WHAT TO WORK ON
Copy out the complete listing, word for word.

RECORDS PROVIDED
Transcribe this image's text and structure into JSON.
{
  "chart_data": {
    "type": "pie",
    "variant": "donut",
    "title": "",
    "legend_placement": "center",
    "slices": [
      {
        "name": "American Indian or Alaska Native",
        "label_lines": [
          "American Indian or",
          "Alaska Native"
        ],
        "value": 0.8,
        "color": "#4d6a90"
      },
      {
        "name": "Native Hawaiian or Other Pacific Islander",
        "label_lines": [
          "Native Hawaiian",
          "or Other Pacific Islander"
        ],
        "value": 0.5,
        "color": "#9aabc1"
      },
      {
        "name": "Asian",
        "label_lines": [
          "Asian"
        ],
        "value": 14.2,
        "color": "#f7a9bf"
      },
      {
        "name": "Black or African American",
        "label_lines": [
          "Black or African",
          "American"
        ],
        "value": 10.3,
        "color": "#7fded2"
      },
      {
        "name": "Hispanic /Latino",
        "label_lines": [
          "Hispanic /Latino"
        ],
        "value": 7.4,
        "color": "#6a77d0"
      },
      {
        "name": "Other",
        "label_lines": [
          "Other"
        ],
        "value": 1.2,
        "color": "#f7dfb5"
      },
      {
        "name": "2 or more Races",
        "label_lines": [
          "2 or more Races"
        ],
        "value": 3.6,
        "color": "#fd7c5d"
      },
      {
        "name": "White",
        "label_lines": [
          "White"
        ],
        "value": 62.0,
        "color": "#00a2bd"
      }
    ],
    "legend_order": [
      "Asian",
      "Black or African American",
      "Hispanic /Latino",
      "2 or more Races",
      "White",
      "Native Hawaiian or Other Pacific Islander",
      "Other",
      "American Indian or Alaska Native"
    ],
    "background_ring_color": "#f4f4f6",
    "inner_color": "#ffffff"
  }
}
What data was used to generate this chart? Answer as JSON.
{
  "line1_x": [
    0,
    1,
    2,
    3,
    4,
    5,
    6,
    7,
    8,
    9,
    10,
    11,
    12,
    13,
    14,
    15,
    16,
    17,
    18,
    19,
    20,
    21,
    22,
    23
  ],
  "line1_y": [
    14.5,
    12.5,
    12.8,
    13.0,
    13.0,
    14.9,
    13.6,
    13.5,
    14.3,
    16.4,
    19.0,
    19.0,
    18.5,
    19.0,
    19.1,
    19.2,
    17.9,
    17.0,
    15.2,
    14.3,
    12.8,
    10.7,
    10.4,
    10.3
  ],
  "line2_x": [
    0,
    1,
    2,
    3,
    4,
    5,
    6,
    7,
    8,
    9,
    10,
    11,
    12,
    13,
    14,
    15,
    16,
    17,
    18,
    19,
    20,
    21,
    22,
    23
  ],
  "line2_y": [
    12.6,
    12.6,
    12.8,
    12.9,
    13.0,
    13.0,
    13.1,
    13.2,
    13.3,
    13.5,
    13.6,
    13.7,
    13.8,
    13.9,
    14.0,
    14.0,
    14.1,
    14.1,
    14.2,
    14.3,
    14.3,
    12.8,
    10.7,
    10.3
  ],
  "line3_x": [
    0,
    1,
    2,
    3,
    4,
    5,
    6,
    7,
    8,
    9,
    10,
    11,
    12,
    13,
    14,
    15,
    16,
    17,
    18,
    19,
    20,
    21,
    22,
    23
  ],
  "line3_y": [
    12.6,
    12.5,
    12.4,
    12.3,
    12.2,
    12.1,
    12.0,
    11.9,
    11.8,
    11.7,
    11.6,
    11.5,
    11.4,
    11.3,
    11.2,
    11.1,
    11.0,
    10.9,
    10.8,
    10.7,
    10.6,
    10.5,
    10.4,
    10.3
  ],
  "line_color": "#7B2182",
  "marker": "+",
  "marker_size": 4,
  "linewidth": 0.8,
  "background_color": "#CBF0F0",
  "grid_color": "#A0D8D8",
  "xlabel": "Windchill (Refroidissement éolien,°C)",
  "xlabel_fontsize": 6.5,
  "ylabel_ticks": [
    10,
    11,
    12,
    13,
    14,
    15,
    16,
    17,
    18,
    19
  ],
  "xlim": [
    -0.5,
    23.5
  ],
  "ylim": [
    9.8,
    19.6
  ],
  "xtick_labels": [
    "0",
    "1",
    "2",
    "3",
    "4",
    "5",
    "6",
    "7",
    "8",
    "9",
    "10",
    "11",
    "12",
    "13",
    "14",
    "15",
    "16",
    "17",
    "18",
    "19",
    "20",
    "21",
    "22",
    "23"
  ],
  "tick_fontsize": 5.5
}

ANSWER TO THIS TASK
Transcribe this image's text and structure into JSON.
{
  "chart_data": {
    "type": "pie",
    "variant": "donut",
    "title": "",
    "legend_placement": "center",
    "slices": [
      {
        "name": "American Indian or Alaska Native",
        "label_lines": [
          "American Indian or",
          "Alaska Native"
        ],
        "value": 0.8,
        "color": "#4d6a90"
      },
      {
        "name": "Native Hawaiian or Other Pacific Islander",
        "label_lines": [
          "Native Hawaiian",
          "or Other Pacific Islander"
        ],
        "value": 0.5,
        "color": "#9aabc1"
      },
      {
        "name": "Asian",
        "label_lines": [
          "Asian"
        ],
        "value": 14.2,
        "color": "#f7a9bf"
      },
      {
        "name": "Black or African American",
        "label_lines": [
          "Black or African",
          "American"
        ],
        "value": 10.3,
        "color": "#7fded2"
      },
      {
        "name": "Hispanic /Latino",
        "label_lines": [
          "Hispanic /Latino"
        ],
        "value": 7.4,
        "color": "#6a77d0"
      },
      {
        "name": "Other",
        "label_lines": [
          "Other"
        ],
        "value": 1.2,
        "color": "#f7dfb5"
      },
      {
        "name": "2 or more Races",
        "label_lines": [
          "2 or more Races"
        ],
        "value": 3.6,
        "color": "#fd7c5d"
      },
      {
        "name": "White",
        "label_lines": [
          "White"
        ],
        "value": 62.0,
        "color": "#00a2bd"
      }
    ],
    "legend_order": [
      "Asian",
      "Black or African American",
      "Hispanic /Latino",
      "2 or more Races",
      "White",
      "Native Hawaiian or Other Pacific Islander",
      "Other",
      "American Indian or Alaska Native"
    ],
    "background_ring_color": "#f4f4f6",
    "inner_color": "#ffffff"
  }
}
What data was used to generate this chart? Answer as JSON.
{
  "line1_x": [
    0,
    1,
    2,
    3,
    4,
    5,
    6,
    7,
    8,
    9,
    10,
    11,
    12,
    13,
    14,
    15,
    16,
    17,
    18,
    19,
    20,
    21,
    22,
    23
  ],
  "line1_y": [
    14.5,
    12.5,
    12.8,
    13.0,
    13.0,
    14.9,
    13.6,
    13.5,
    14.3,
    16.4,
    19.0,
    19.0,
    18.5,
    19.0,
    19.1,
    19.2,
    17.9,
    17.0,
    15.2,
    14.3,
    12.8,
    10.7,
    10.4,
    10.3
  ],
  "line2_x": [
    0,
    1,
    2,
    3,
    4,
    5,
    6,
    7,
    8,
    9,
    10,
    11,
    12,
    13,
    14,
    15,
    16,
    17,
    18,
    19,
    20,
    21,
    22,
    23
  ],
  "line2_y": [
    12.6,
    12.6,
    12.8,
    12.9,
    13.0,
    13.0,
    13.1,
    13.2,
    13.3,
    13.5,
    13.6,
    13.7,
    13.8,
    13.9,
    14.0,
    14.0,
    14.1,
    14.1,
    14.2,
    14.3,
    14.3,
    12.8,
    10.7,
    10.3
  ],
  "line3_x": [
    0,
    1,
    2,
    3,
    4,
    5,
    6,
    7,
    8,
    9,
    10,
    11,
    12,
    13,
    14,
    15,
    16,
    17,
    18,
    19,
    20,
    21,
    22,
    23
  ],
  "line3_y": [
    12.6,
    12.5,
    12.4,
    12.3,
    12.2,
    12.1,
    12.0,
    11.9,
    11.8,
    11.7,
    11.6,
    11.5,
    11.4,
    11.3,
    11.2,
    11.1,
    11.0,
    10.9,
    10.8,
    10.7,
    10.6,
    10.5,
    10.4,
    10.3
  ],
  "line_color": "#7B2182",
  "marker": "+",
  "marker_size": 4,
  "linewidth": 0.8,
  "background_color": "#CBF0F0",
  "grid_color": "#A0D8D8",
  "xlabel": "Windchill (Refroidissement éolien,°C)",
  "xlabel_fontsize": 6.5,
  "ylabel_ticks": [
    10,
    11,
    12,
    13,
    14,
    15,
    16,
    17,
    18,
    19
  ],
  "xlim": [
    -0.5,
    23.5
  ],
  "ylim": [
    9.8,
    19.6
  ],
  "xtick_labels": [
    "0",
    "1",
    "2",
    "3",
    "4",
    "5",
    "6",
    "7",
    "8",
    "9",
    "10",
    "11",
    "12",
    "13",
    "14",
    "15",
    "16",
    "17",
    "18",
    "19",
    "20",
    "21",
    "22",
    "23"
  ],
  "tick_fontsize": 5.5
}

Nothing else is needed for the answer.